• [Work to complete]
Print out each record below, unaltered and complete, without its images.
* Start Data provided *
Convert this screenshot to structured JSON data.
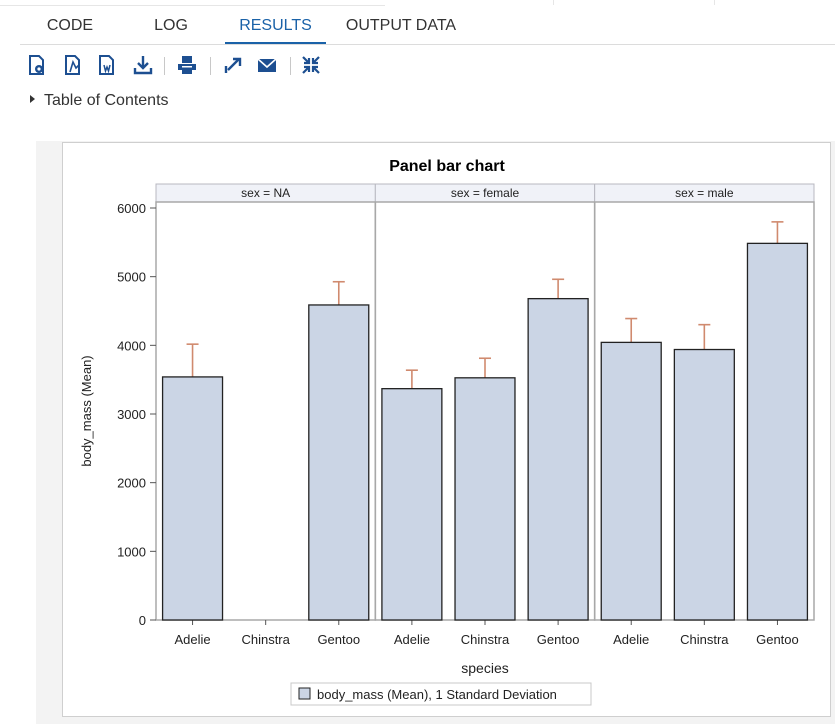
{
  "tabs": [
    {
      "label": "CODE",
      "active": false
    },
    {
      "label": "LOG",
      "active": false
    },
    {
      "label": "RESULTS",
      "active": true
    },
    {
      "label": "OUTPUT DATA",
      "active": false
    }
  ],
  "toolbar": {
    "icons": [
      "html-report-icon",
      "pdf-report-icon",
      "word-report-icon",
      "download-icon",
      "print-icon",
      "open-in-new-window-icon",
      "email-icon",
      "collapse-icon"
    ]
  },
  "toc": {
    "label": "Table of Contents"
  },
  "colors": {
    "accent": "#1a62a8",
    "bar_fill": "#cbd5e5",
    "error_bar": "#d08a6e",
    "panel_header": "#f0f2f8"
  },
  "chart_data": {
    "type": "bar",
    "title": "Panel bar chart",
    "xlabel": "species",
    "ylabel": "body_mass (Mean)",
    "ylim": [
      0,
      6000
    ],
    "yticks": [
      0,
      1000,
      2000,
      3000,
      4000,
      5000,
      6000
    ],
    "categories": [
      "Adelie",
      "Chinstra",
      "Gentoo"
    ],
    "legend": {
      "label": "body_mass (Mean), 1 Standard Deviation",
      "position": "bottom"
    },
    "panels": [
      {
        "label": "sex = NA",
        "values": [
          3540,
          null,
          4588
        ],
        "errors": [
          477,
          null,
          338
        ]
      },
      {
        "label": "sex = female",
        "values": [
          3369,
          3527,
          4680
        ],
        "errors": [
          269,
          285,
          282
        ]
      },
      {
        "label": "sex = male",
        "values": [
          4043,
          3939,
          5485
        ],
        "errors": [
          347,
          362,
          313
        ]
      }
    ]
  }
}
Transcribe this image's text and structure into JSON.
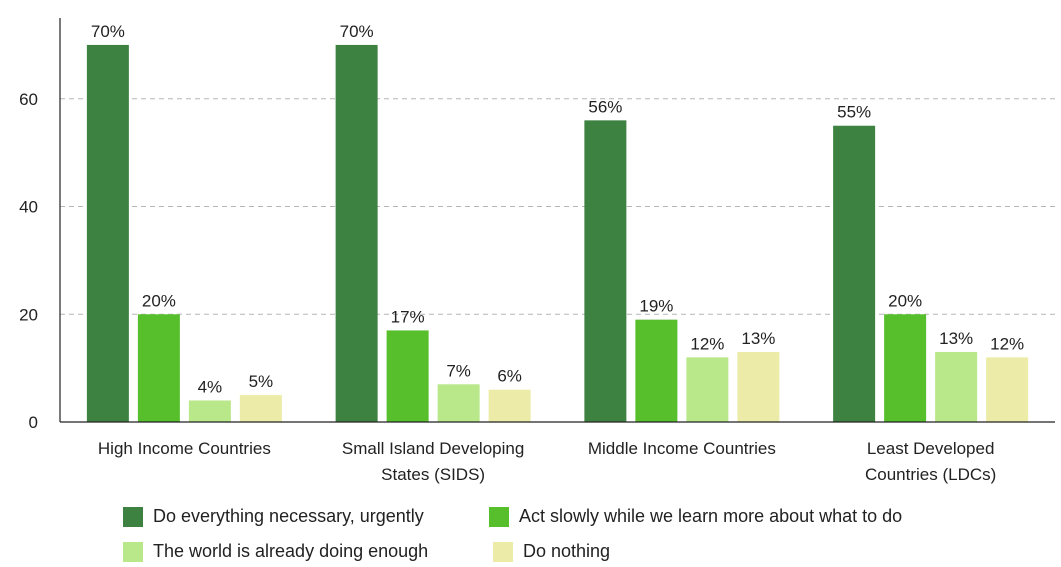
{
  "chart_data": {
    "type": "bar",
    "categories": [
      "High Income Countries",
      "Small Island Developing States (SIDS)",
      "Middle Income Countries",
      "Least Developed Countries (LDCs)"
    ],
    "category_lines": [
      [
        "High Income Countries"
      ],
      [
        "Small Island Developing",
        "States (SIDS)"
      ],
      [
        "Middle Income Countries"
      ],
      [
        "Least Developed",
        "Countries (LDCs)"
      ]
    ],
    "series": [
      {
        "name": "Do everything necessary, urgently",
        "color": "#3d8240",
        "values": [
          70,
          70,
          56,
          55
        ],
        "labels": [
          "70%",
          "70%",
          "56%",
          "55%"
        ]
      },
      {
        "name": "Act slowly while we learn more about what to do",
        "color": "#56bf2b",
        "values": [
          20,
          17,
          19,
          20
        ],
        "labels": [
          "20%",
          "17%",
          "19%",
          "20%"
        ]
      },
      {
        "name": "The world is already doing enough",
        "color": "#b9e88b",
        "values": [
          4,
          7,
          12,
          13
        ],
        "labels": [
          "4%",
          "7%",
          "12%",
          "13%"
        ]
      },
      {
        "name": "Do nothing",
        "color": "#ececa8",
        "values": [
          5,
          6,
          13,
          12
        ],
        "labels": [
          "5%",
          "6%",
          "13%",
          "12%"
        ]
      }
    ],
    "yticks": [
      "0",
      "20",
      "40",
      "60"
    ],
    "ylim": [
      0,
      75
    ],
    "grid": true,
    "legend_position": "bottom"
  }
}
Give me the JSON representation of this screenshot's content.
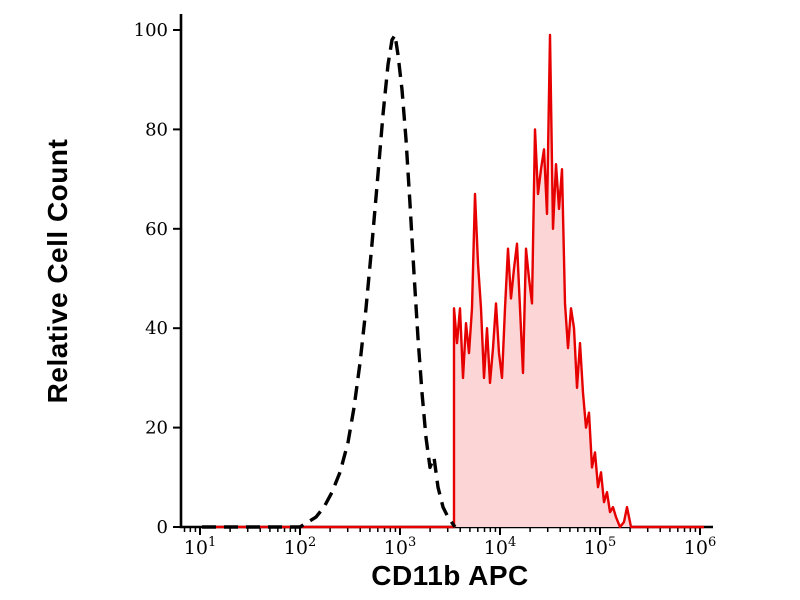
{
  "chart_data": {
    "type": "line",
    "subtype": "flow-cytometry-histogram",
    "title": "",
    "xlabel": "CD11b APC",
    "ylabel": "Relative Cell Count",
    "x_scale": "log10",
    "x_range_log10": [
      0.8,
      6.13
    ],
    "ylim": [
      0,
      100
    ],
    "grid": false,
    "legend": "none",
    "x_ticks": {
      "base": 10,
      "exponents": [
        1,
        2,
        3,
        4,
        5,
        6
      ]
    },
    "y_ticks": [
      0,
      20,
      40,
      60,
      80,
      100
    ],
    "colors": {
      "background": "#ffffff",
      "axis": "#000000",
      "stained_stroke": "#e60000",
      "stained_fill": "#fcd6d6",
      "control_stroke": "#000000"
    },
    "series": [
      {
        "name": "cd11b-apc-stained",
        "style": "solid",
        "color": "#e60000",
        "fill": "#fcd6d6",
        "points_log10x_y": [
          [
            1.02,
            0
          ],
          [
            3.54,
            0
          ],
          [
            3.54,
            44
          ],
          [
            3.57,
            37
          ],
          [
            3.6,
            44
          ],
          [
            3.63,
            30
          ],
          [
            3.66,
            41
          ],
          [
            3.69,
            35
          ],
          [
            3.72,
            44
          ],
          [
            3.75,
            67
          ],
          [
            3.78,
            53
          ],
          [
            3.81,
            44
          ],
          [
            3.84,
            30
          ],
          [
            3.87,
            40
          ],
          [
            3.9,
            29
          ],
          [
            3.93,
            36
          ],
          [
            3.96,
            45
          ],
          [
            3.99,
            35
          ],
          [
            4.02,
            30
          ],
          [
            4.05,
            44
          ],
          [
            4.08,
            56
          ],
          [
            4.11,
            46
          ],
          [
            4.14,
            52
          ],
          [
            4.17,
            57
          ],
          [
            4.2,
            44
          ],
          [
            4.23,
            31
          ],
          [
            4.26,
            56
          ],
          [
            4.29,
            50
          ],
          [
            4.32,
            45
          ],
          [
            4.35,
            80
          ],
          [
            4.38,
            67
          ],
          [
            4.41,
            72
          ],
          [
            4.44,
            76
          ],
          [
            4.47,
            63
          ],
          [
            4.5,
            99
          ],
          [
            4.53,
            60
          ],
          [
            4.56,
            73
          ],
          [
            4.59,
            64
          ],
          [
            4.62,
            72
          ],
          [
            4.65,
            45
          ],
          [
            4.68,
            36
          ],
          [
            4.71,
            44
          ],
          [
            4.74,
            40
          ],
          [
            4.77,
            28
          ],
          [
            4.8,
            37
          ],
          [
            4.83,
            27
          ],
          [
            4.86,
            20
          ],
          [
            4.89,
            23
          ],
          [
            4.92,
            12
          ],
          [
            4.95,
            15
          ],
          [
            4.98,
            8
          ],
          [
            5.01,
            11
          ],
          [
            5.04,
            5
          ],
          [
            5.07,
            7
          ],
          [
            5.1,
            3
          ],
          [
            5.13,
            4
          ],
          [
            5.16,
            2
          ],
          [
            5.2,
            0
          ],
          [
            5.24,
            1
          ],
          [
            5.27,
            4
          ],
          [
            5.31,
            0
          ],
          [
            6.04,
            0
          ]
        ]
      },
      {
        "name": "isotype-control",
        "style": "dashed",
        "color": "#000000",
        "fill": "none",
        "points_log10x_y": [
          [
            1.02,
            0
          ],
          [
            2.0,
            0
          ],
          [
            2.08,
            1
          ],
          [
            2.16,
            2
          ],
          [
            2.24,
            4
          ],
          [
            2.32,
            7
          ],
          [
            2.4,
            11
          ],
          [
            2.48,
            17
          ],
          [
            2.54,
            24
          ],
          [
            2.6,
            33
          ],
          [
            2.66,
            44
          ],
          [
            2.72,
            57
          ],
          [
            2.78,
            71
          ],
          [
            2.83,
            83
          ],
          [
            2.88,
            93
          ],
          [
            2.92,
            98
          ],
          [
            2.95,
            99
          ],
          [
            2.98,
            95
          ],
          [
            3.02,
            88
          ],
          [
            3.06,
            78
          ],
          [
            3.1,
            65
          ],
          [
            3.14,
            51
          ],
          [
            3.18,
            38
          ],
          [
            3.22,
            27
          ],
          [
            3.26,
            18
          ],
          [
            3.3,
            12
          ],
          [
            3.34,
            14
          ],
          [
            3.38,
            8
          ],
          [
            3.43,
            4
          ],
          [
            3.48,
            2
          ],
          [
            3.55,
            0
          ]
        ]
      }
    ]
  }
}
* End Data provided *
• [The result]
Convert this screenshot to structured JSON data.
{
  "tabs": [
    {
      "label": "CODE",
      "active": false
    },
    {
      "label": "LOG",
      "active": false
    },
    {
      "label": "RESULTS",
      "active": true
    },
    {
      "label": "OUTPUT DATA",
      "active": false
    }
  ],
  "toolbar": {
    "icons": [
      "html-report-icon",
      "pdf-report-icon",
      "word-report-icon",
      "download-icon",
      "print-icon",
      "open-in-new-window-icon",
      "email-icon",
      "collapse-icon"
    ]
  },
  "toc": {
    "label": "Table of Contents"
  },
  "colors": {
    "accent": "#1a62a8",
    "bar_fill": "#cbd5e5",
    "error_bar": "#d08a6e",
    "panel_header": "#f0f2f8"
  },
  "chart_data": {
    "type": "bar",
    "title": "Panel bar chart",
    "xlabel": "species",
    "ylabel": "body_mass (Mean)",
    "ylim": [
      0,
      6000
    ],
    "yticks": [
      0,
      1000,
      2000,
      3000,
      4000,
      5000,
      6000
    ],
    "categories": [
      "Adelie",
      "Chinstra",
      "Gentoo"
    ],
    "legend": {
      "label": "body_mass (Mean), 1 Standard Deviation",
      "position": "bottom"
    },
    "panels": [
      {
        "label": "sex = NA",
        "values": [
          3540,
          null,
          4588
        ],
        "errors": [
          477,
          null,
          338
        ]
      },
      {
        "label": "sex = female",
        "values": [
          3369,
          3527,
          4680
        ],
        "errors": [
          269,
          285,
          282
        ]
      },
      {
        "label": "sex = male",
        "values": [
          4043,
          3939,
          5485
        ],
        "errors": [
          347,
          362,
          313
        ]
      }
    ]
  }
}
Transcribe this image's text and structure into JSON.
{
  "chart_data": {
    "type": "bar",
    "categories": [
      "High Income Countries",
      "Small Island Developing States (SIDS)",
      "Middle Income Countries",
      "Least Developed Countries (LDCs)"
    ],
    "category_lines": [
      [
        "High Income Countries"
      ],
      [
        "Small Island Developing",
        "States (SIDS)"
      ],
      [
        "Middle Income Countries"
      ],
      [
        "Least Developed",
        "Countries (LDCs)"
      ]
    ],
    "series": [
      {
        "name": "Do everything necessary, urgently",
        "color": "#3d8240",
        "values": [
          70,
          70,
          56,
          55
        ],
        "labels": [
          "70%",
          "70%",
          "56%",
          "55%"
        ]
      },
      {
        "name": "Act slowly while we learn more about what to do",
        "color": "#56bf2b",
        "values": [
          20,
          17,
          19,
          20
        ],
        "labels": [
          "20%",
          "17%",
          "19%",
          "20%"
        ]
      },
      {
        "name": "The world is already doing enough",
        "color": "#b9e88b",
        "values": [
          4,
          7,
          12,
          13
        ],
        "labels": [
          "4%",
          "7%",
          "12%",
          "13%"
        ]
      },
      {
        "name": "Do nothing",
        "color": "#ececa8",
        "values": [
          5,
          6,
          13,
          12
        ],
        "labels": [
          "5%",
          "6%",
          "13%",
          "12%"
        ]
      }
    ],
    "yticks": [
      "0",
      "20",
      "40",
      "60"
    ],
    "ylim": [
      0,
      75
    ],
    "grid": true,
    "legend_position": "bottom"
  }
}
Give me the JSON representation of this screenshot's content.
{
  "chart_data": {
    "type": "line",
    "subtype": "flow-cytometry-histogram",
    "title": "",
    "xlabel": "CD11b APC",
    "ylabel": "Relative Cell Count",
    "x_scale": "log10",
    "x_range_log10": [
      0.8,
      6.13
    ],
    "ylim": [
      0,
      100
    ],
    "grid": false,
    "legend": "none",
    "x_ticks": {
      "base": 10,
      "exponents": [
        1,
        2,
        3,
        4,
        5,
        6
      ]
    },
    "y_ticks": [
      0,
      20,
      40,
      60,
      80,
      100
    ],
    "colors": {
      "background": "#ffffff",
      "axis": "#000000",
      "stained_stroke": "#e60000",
      "stained_fill": "#fcd6d6",
      "control_stroke": "#000000"
    },
    "series": [
      {
        "name": "cd11b-apc-stained",
        "style": "solid",
        "color": "#e60000",
        "fill": "#fcd6d6",
        "points_log10x_y": [
          [
            1.02,
            0
          ],
          [
            3.54,
            0
          ],
          [
            3.54,
            44
          ],
          [
            3.57,
            37
          ],
          [
            3.6,
            44
          ],
          [
            3.63,
            30
          ],
          [
            3.66,
            41
          ],
          [
            3.69,
            35
          ],
          [
            3.72,
            44
          ],
          [
            3.75,
            67
          ],
          [
            3.78,
            53
          ],
          [
            3.81,
            44
          ],
          [
            3.84,
            30
          ],
          [
            3.87,
            40
          ],
          [
            3.9,
            29
          ],
          [
            3.93,
            36
          ],
          [
            3.96,
            45
          ],
          [
            3.99,
            35
          ],
          [
            4.02,
            30
          ],
          [
            4.05,
            44
          ],
          [
            4.08,
            56
          ],
          [
            4.11,
            46
          ],
          [
            4.14,
            52
          ],
          [
            4.17,
            57
          ],
          [
            4.2,
            44
          ],
          [
            4.23,
            31
          ],
          [
            4.26,
            56
          ],
          [
            4.29,
            50
          ],
          [
            4.32,
            45
          ],
          [
            4.35,
            80
          ],
          [
            4.38,
            67
          ],
          [
            4.41,
            72
          ],
          [
            4.44,
            76
          ],
          [
            4.47,
            63
          ],
          [
            4.5,
            99
          ],
          [
            4.53,
            60
          ],
          [
            4.56,
            73
          ],
          [
            4.59,
            64
          ],
          [
            4.62,
            72
          ],
          [
            4.65,
            45
          ],
          [
            4.68,
            36
          ],
          [
            4.71,
            44
          ],
          [
            4.74,
            40
          ],
          [
            4.77,
            28
          ],
          [
            4.8,
            37
          ],
          [
            4.83,
            27
          ],
          [
            4.86,
            20
          ],
          [
            4.89,
            23
          ],
          [
            4.92,
            12
          ],
          [
            4.95,
            15
          ],
          [
            4.98,
            8
          ],
          [
            5.01,
            11
          ],
          [
            5.04,
            5
          ],
          [
            5.07,
            7
          ],
          [
            5.1,
            3
          ],
          [
            5.13,
            4
          ],
          [
            5.16,
            2
          ],
          [
            5.2,
            0
          ],
          [
            5.24,
            1
          ],
          [
            5.27,
            4
          ],
          [
            5.31,
            0
          ],
          [
            6.04,
            0
          ]
        ]
      },
      {
        "name": "isotype-control",
        "style": "dashed",
        "color": "#000000",
        "fill": "none",
        "points_log10x_y": [
          [
            1.02,
            0
          ],
          [
            2.0,
            0
          ],
          [
            2.08,
            1
          ],
          [
            2.16,
            2
          ],
          [
            2.24,
            4
          ],
          [
            2.32,
            7
          ],
          [
            2.4,
            11
          ],
          [
            2.48,
            17
          ],
          [
            2.54,
            24
          ],
          [
            2.6,
            33
          ],
          [
            2.66,
            44
          ],
          [
            2.72,
            57
          ],
          [
            2.78,
            71
          ],
          [
            2.83,
            83
          ],
          [
            2.88,
            93
          ],
          [
            2.92,
            98
          ],
          [
            2.95,
            99
          ],
          [
            2.98,
            95
          ],
          [
            3.02,
            88
          ],
          [
            3.06,
            78
          ],
          [
            3.1,
            65
          ],
          [
            3.14,
            51
          ],
          [
            3.18,
            38
          ],
          [
            3.22,
            27
          ],
          [
            3.26,
            18
          ],
          [
            3.3,
            12
          ],
          [
            3.34,
            14
          ],
          [
            3.38,
            8
          ],
          [
            3.43,
            4
          ],
          [
            3.48,
            2
          ],
          [
            3.55,
            0
          ]
        ]
      }
    ]
  }
}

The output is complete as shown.